→ **ABOUT THIS TASK**: Give back every line of the data, transcribed exactly.

→ **SOURCE INFORMATION**:
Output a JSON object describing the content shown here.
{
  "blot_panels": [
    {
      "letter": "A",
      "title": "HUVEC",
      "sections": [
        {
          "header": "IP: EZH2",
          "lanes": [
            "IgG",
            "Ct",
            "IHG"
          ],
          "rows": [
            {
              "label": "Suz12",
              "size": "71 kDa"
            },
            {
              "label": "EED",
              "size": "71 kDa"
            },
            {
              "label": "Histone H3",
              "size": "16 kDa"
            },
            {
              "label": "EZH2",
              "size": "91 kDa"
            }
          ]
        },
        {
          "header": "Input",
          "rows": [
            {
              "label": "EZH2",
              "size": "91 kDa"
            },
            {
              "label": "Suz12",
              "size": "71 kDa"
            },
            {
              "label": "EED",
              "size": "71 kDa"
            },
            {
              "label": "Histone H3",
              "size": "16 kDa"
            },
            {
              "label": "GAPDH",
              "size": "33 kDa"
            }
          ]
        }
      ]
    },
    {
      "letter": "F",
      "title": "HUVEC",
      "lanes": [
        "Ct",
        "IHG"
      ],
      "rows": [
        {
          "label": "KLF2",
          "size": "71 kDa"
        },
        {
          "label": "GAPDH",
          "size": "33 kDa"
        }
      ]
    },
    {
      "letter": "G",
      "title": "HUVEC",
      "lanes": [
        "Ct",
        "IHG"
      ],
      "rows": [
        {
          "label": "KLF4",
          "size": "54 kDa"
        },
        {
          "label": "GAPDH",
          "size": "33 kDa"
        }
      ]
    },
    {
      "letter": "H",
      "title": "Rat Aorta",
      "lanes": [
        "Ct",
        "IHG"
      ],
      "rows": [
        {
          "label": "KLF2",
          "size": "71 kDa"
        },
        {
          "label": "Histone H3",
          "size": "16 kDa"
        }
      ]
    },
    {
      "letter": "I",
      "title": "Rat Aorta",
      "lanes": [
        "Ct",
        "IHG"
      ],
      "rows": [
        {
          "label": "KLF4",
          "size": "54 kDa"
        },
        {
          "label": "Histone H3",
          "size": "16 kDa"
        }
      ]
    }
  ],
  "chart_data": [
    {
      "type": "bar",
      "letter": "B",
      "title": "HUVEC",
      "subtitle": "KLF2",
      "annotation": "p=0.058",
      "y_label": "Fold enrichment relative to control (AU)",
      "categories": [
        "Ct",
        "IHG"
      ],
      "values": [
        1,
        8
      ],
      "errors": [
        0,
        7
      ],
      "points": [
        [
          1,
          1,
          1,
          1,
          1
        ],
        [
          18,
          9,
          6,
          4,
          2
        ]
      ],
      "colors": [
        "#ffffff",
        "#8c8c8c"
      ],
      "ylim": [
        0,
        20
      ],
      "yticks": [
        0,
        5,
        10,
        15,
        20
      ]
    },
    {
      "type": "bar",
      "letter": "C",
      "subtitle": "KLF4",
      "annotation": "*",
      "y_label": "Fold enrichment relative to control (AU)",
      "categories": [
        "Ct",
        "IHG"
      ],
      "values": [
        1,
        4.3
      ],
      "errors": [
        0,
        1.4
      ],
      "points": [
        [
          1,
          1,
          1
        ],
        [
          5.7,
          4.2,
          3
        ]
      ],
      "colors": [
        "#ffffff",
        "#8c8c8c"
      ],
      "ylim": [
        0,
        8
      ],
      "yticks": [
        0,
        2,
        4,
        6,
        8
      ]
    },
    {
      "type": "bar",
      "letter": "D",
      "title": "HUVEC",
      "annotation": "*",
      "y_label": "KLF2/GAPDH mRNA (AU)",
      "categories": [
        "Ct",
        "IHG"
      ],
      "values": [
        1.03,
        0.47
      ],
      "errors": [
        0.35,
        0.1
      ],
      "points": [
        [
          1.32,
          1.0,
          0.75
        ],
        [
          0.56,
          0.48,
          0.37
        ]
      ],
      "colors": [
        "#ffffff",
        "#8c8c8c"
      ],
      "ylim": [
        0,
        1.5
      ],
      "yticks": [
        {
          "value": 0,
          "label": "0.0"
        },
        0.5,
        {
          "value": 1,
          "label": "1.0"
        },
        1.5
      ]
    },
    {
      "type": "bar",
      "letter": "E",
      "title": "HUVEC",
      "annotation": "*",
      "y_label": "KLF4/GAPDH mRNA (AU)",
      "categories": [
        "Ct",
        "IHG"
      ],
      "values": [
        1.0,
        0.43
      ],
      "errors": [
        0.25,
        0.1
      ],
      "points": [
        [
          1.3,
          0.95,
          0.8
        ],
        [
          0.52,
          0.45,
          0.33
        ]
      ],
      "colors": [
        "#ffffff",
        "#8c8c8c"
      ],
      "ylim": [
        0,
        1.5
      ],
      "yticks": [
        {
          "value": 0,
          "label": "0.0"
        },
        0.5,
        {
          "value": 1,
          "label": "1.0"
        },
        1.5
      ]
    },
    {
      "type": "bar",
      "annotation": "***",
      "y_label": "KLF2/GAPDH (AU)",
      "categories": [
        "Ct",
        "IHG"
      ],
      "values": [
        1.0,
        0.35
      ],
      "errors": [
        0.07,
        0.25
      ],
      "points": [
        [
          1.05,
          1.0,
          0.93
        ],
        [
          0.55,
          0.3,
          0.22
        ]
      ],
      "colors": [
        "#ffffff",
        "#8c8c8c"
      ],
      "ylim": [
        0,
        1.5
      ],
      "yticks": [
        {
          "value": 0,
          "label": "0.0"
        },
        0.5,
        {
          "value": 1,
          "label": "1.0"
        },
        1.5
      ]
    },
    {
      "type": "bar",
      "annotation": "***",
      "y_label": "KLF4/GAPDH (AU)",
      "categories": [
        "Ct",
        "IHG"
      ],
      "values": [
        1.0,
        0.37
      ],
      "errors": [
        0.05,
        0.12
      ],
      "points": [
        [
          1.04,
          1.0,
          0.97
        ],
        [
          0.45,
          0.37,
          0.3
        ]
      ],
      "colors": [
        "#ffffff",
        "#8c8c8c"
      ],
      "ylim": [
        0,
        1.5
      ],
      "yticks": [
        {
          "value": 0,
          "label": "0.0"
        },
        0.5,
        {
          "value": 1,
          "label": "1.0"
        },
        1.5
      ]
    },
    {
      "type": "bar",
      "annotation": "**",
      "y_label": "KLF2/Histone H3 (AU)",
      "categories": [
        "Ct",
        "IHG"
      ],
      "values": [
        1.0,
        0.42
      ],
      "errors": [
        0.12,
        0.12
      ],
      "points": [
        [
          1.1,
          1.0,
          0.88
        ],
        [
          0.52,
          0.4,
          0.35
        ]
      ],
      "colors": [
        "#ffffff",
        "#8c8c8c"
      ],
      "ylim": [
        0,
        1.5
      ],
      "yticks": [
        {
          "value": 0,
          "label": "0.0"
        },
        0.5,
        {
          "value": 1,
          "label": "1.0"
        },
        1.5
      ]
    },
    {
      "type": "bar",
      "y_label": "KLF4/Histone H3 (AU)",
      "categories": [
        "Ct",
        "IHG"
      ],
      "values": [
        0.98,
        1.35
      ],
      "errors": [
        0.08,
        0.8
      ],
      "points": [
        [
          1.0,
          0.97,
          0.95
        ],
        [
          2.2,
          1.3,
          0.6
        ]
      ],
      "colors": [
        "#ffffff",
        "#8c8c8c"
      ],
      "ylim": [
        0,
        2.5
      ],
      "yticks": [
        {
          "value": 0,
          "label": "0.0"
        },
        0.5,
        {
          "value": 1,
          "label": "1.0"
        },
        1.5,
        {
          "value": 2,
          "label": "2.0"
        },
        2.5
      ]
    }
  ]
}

→ **RESULT**:
Output a JSON object describing the content shown here.
{
  "blot_panels": [
    {
      "letter": "A",
      "title": "HUVEC",
      "sections": [
        {
          "header": "IP: EZH2",
          "lanes": [
            "IgG",
            "Ct",
            "IHG"
          ],
          "rows": [
            {
              "label": "Suz12",
              "size": "71 kDa"
            },
            {
              "label": "EED",
              "size": "71 kDa"
            },
            {
              "label": "Histone H3",
              "size": "16 kDa"
            },
            {
              "label": "EZH2",
              "size": "91 kDa"
            }
          ]
        },
        {
          "header": "Input",
          "rows": [
            {
              "label": "EZH2",
              "size": "91 kDa"
            },
            {
              "label": "Suz12",
              "size": "71 kDa"
            },
            {
              "label": "EED",
              "size": "71 kDa"
            },
            {
              "label": "Histone H3",
              "size": "16 kDa"
            },
            {
              "label": "GAPDH",
              "size": "33 kDa"
            }
          ]
        }
      ]
    },
    {
      "letter": "F",
      "title": "HUVEC",
      "lanes": [
        "Ct",
        "IHG"
      ],
      "rows": [
        {
          "label": "KLF2",
          "size": "71 kDa"
        },
        {
          "label": "GAPDH",
          "size": "33 kDa"
        }
      ]
    },
    {
      "letter": "G",
      "title": "HUVEC",
      "lanes": [
        "Ct",
        "IHG"
      ],
      "rows": [
        {
          "label": "KLF4",
          "size": "54 kDa"
        },
        {
          "label": "GAPDH",
          "size": "33 kDa"
        }
      ]
    },
    {
      "letter": "H",
      "title": "Rat Aorta",
      "lanes": [
        "Ct",
        "IHG"
      ],
      "rows": [
        {
          "label": "KLF2",
          "size": "71 kDa"
        },
        {
          "label": "Histone H3",
          "size": "16 kDa"
        }
      ]
    },
    {
      "letter": "I",
      "title": "Rat Aorta",
      "lanes": [
        "Ct",
        "IHG"
      ],
      "rows": [
        {
          "label": "KLF4",
          "size": "54 kDa"
        },
        {
          "label": "Histone H3",
          "size": "16 kDa"
        }
      ]
    }
  ],
  "chart_data": [
    {
      "type": "bar",
      "letter": "B",
      "title": "HUVEC",
      "subtitle": "KLF2",
      "annotation": "p=0.058",
      "y_label": "Fold enrichment relative to control (AU)",
      "categories": [
        "Ct",
        "IHG"
      ],
      "values": [
        1,
        8
      ],
      "errors": [
        0,
        7
      ],
      "points": [
        [
          1,
          1,
          1,
          1,
          1
        ],
        [
          18,
          9,
          6,
          4,
          2
        ]
      ],
      "colors": [
        "#ffffff",
        "#8c8c8c"
      ],
      "ylim": [
        0,
        20
      ],
      "yticks": [
        0,
        5,
        10,
        15,
        20
      ]
    },
    {
      "type": "bar",
      "letter": "C",
      "subtitle": "KLF4",
      "annotation": "*",
      "y_label": "Fold enrichment relative to control (AU)",
      "categories": [
        "Ct",
        "IHG"
      ],
      "values": [
        1,
        4.3
      ],
      "errors": [
        0,
        1.4
      ],
      "points": [
        [
          1,
          1,
          1
        ],
        [
          5.7,
          4.2,
          3
        ]
      ],
      "colors": [
        "#ffffff",
        "#8c8c8c"
      ],
      "ylim": [
        0,
        8
      ],
      "yticks": [
        0,
        2,
        4,
        6,
        8
      ]
    },
    {
      "type": "bar",
      "letter": "D",
      "title": "HUVEC",
      "annotation": "*",
      "y_label": "KLF2/GAPDH mRNA (AU)",
      "categories": [
        "Ct",
        "IHG"
      ],
      "values": [
        1.03,
        0.47
      ],
      "errors": [
        0.35,
        0.1
      ],
      "points": [
        [
          1.32,
          1.0,
          0.75
        ],
        [
          0.56,
          0.48,
          0.37
        ]
      ],
      "colors": [
        "#ffffff",
        "#8c8c8c"
      ],
      "ylim": [
        0,
        1.5
      ],
      "yticks": [
        {
          "value": 0,
          "label": "0.0"
        },
        0.5,
        {
          "value": 1,
          "label": "1.0"
        },
        1.5
      ]
    },
    {
      "type": "bar",
      "letter": "E",
      "title": "HUVEC",
      "annotation": "*",
      "y_label": "KLF4/GAPDH mRNA (AU)",
      "categories": [
        "Ct",
        "IHG"
      ],
      "values": [
        1.0,
        0.43
      ],
      "errors": [
        0.25,
        0.1
      ],
      "points": [
        [
          1.3,
          0.95,
          0.8
        ],
        [
          0.52,
          0.45,
          0.33
        ]
      ],
      "colors": [
        "#ffffff",
        "#8c8c8c"
      ],
      "ylim": [
        0,
        1.5
      ],
      "yticks": [
        {
          "value": 0,
          "label": "0.0"
        },
        0.5,
        {
          "value": 1,
          "label": "1.0"
        },
        1.5
      ]
    },
    {
      "type": "bar",
      "annotation": "***",
      "y_label": "KLF2/GAPDH (AU)",
      "categories": [
        "Ct",
        "IHG"
      ],
      "values": [
        1.0,
        0.35
      ],
      "errors": [
        0.07,
        0.25
      ],
      "points": [
        [
          1.05,
          1.0,
          0.93
        ],
        [
          0.55,
          0.3,
          0.22
        ]
      ],
      "colors": [
        "#ffffff",
        "#8c8c8c"
      ],
      "ylim": [
        0,
        1.5
      ],
      "yticks": [
        {
          "value": 0,
          "label": "0.0"
        },
        0.5,
        {
          "value": 1,
          "label": "1.0"
        },
        1.5
      ]
    },
    {
      "type": "bar",
      "annotation": "***",
      "y_label": "KLF4/GAPDH (AU)",
      "categories": [
        "Ct",
        "IHG"
      ],
      "values": [
        1.0,
        0.37
      ],
      "errors": [
        0.05,
        0.12
      ],
      "points": [
        [
          1.04,
          1.0,
          0.97
        ],
        [
          0.45,
          0.37,
          0.3
        ]
      ],
      "colors": [
        "#ffffff",
        "#8c8c8c"
      ],
      "ylim": [
        0,
        1.5
      ],
      "yticks": [
        {
          "value": 0,
          "label": "0.0"
        },
        0.5,
        {
          "value": 1,
          "label": "1.0"
        },
        1.5
      ]
    },
    {
      "type": "bar",
      "annotation": "**",
      "y_label": "KLF2/Histone H3 (AU)",
      "categories": [
        "Ct",
        "IHG"
      ],
      "values": [
        1.0,
        0.42
      ],
      "errors": [
        0.12,
        0.12
      ],
      "points": [
        [
          1.1,
          1.0,
          0.88
        ],
        [
          0.52,
          0.4,
          0.35
        ]
      ],
      "colors": [
        "#ffffff",
        "#8c8c8c"
      ],
      "ylim": [
        0,
        1.5
      ],
      "yticks": [
        {
          "value": 0,
          "label": "0.0"
        },
        0.5,
        {
          "value": 1,
          "label": "1.0"
        },
        1.5
      ]
    },
    {
      "type": "bar",
      "y_label": "KLF4/Histone H3 (AU)",
      "categories": [
        "Ct",
        "IHG"
      ],
      "values": [
        0.98,
        1.35
      ],
      "errors": [
        0.08,
        0.8
      ],
      "points": [
        [
          1.0,
          0.97,
          0.95
        ],
        [
          2.2,
          1.3,
          0.6
        ]
      ],
      "colors": [
        "#ffffff",
        "#8c8c8c"
      ],
      "ylim": [
        0,
        2.5
      ],
      "yticks": [
        {
          "value": 0,
          "label": "0.0"
        },
        0.5,
        {
          "value": 1,
          "label": "1.0"
        },
        1.5,
        {
          "value": 2,
          "label": "2.0"
        },
        2.5
      ]
    }
  ]
}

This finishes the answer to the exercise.